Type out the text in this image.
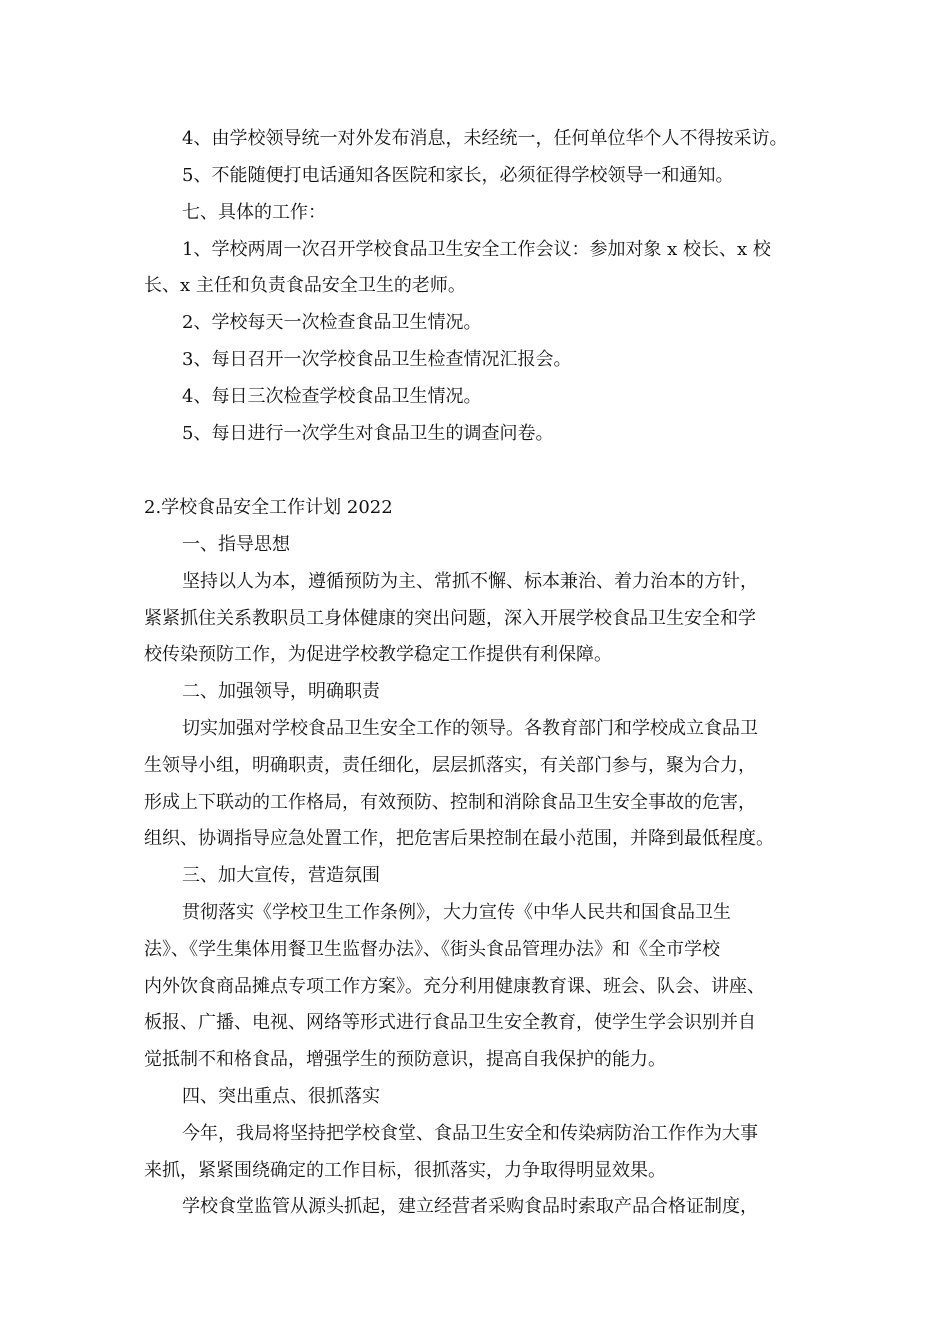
4、由学校领导统一对外发布消息，未经统一，任何单位华个人不得按采访。
5、不能随便打电话通知各医院和家长，必须征得学校领导一和通知。
七、具体的工作：
1、学校两周一次召开学校食品卫生安全工作会议：参加对象 x 校长、x 校
长、x 主任和负责食品安全卫生的老师。
2、学校每天一次检查食品卫生情况。
3、每日召开一次学校食品卫生检查情况汇报会。
4、每日三次检查学校食品卫生情况。
5、每日进行一次学生对食品卫生的调查问卷。
2.学校食品安全工作计划 2022
一、指导思想
坚持以人为本，遵循预防为主、常抓不懈、标本兼治、着力治本的方针，
紧紧抓住关系教职员工身体健康的突出问题，深入开展学校食品卫生安全和学
校传染预防工作，为促进学校教学稳定工作提供有利保障。
二、加强领导，明确职责
切实加强对学校食品卫生安全工作的领导。各教育部门和学校成立食品卫
生领导小组，明确职责，责任细化，层层抓落实，有关部门参与，聚为合力，
形成上下联动的工作格局，有效预防、控制和消除食品卫生安全事故的危害，
组织、协调指导应急处置工作，把危害后果控制在最小范围，并降到最低程度。
三、加大宣传，营造氛围
贯彻落实《学校卫生工作条例》，大力宣传《中华人民共和国食品卫生
法》、《学生集体用餐卫生监督办法》、《街头食品管理办法》和《全市学校
内外饮食商品摊点专项工作方案》。充分利用健康教育课、班会、队会、讲座、
板报、广播、电视、网络等形式进行食品卫生安全教育，使学生学会识别并自
觉抵制不和格食品，增强学生的预防意识，提高自我保护的能力。
四、突出重点、很抓落实
今年，我局将坚持把学校食堂、食品卫生安全和传染病防治工作作为大事
来抓，紧紧围绕确定的工作目标，很抓落实，力争取得明显效果。
学校食堂监管从源头抓起，建立经营者采购食品时索取产品合格证制度，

» What is being asked: Tell how many lines in the records above contain "明确职责", giving the number and no other words.

» Task answer: 2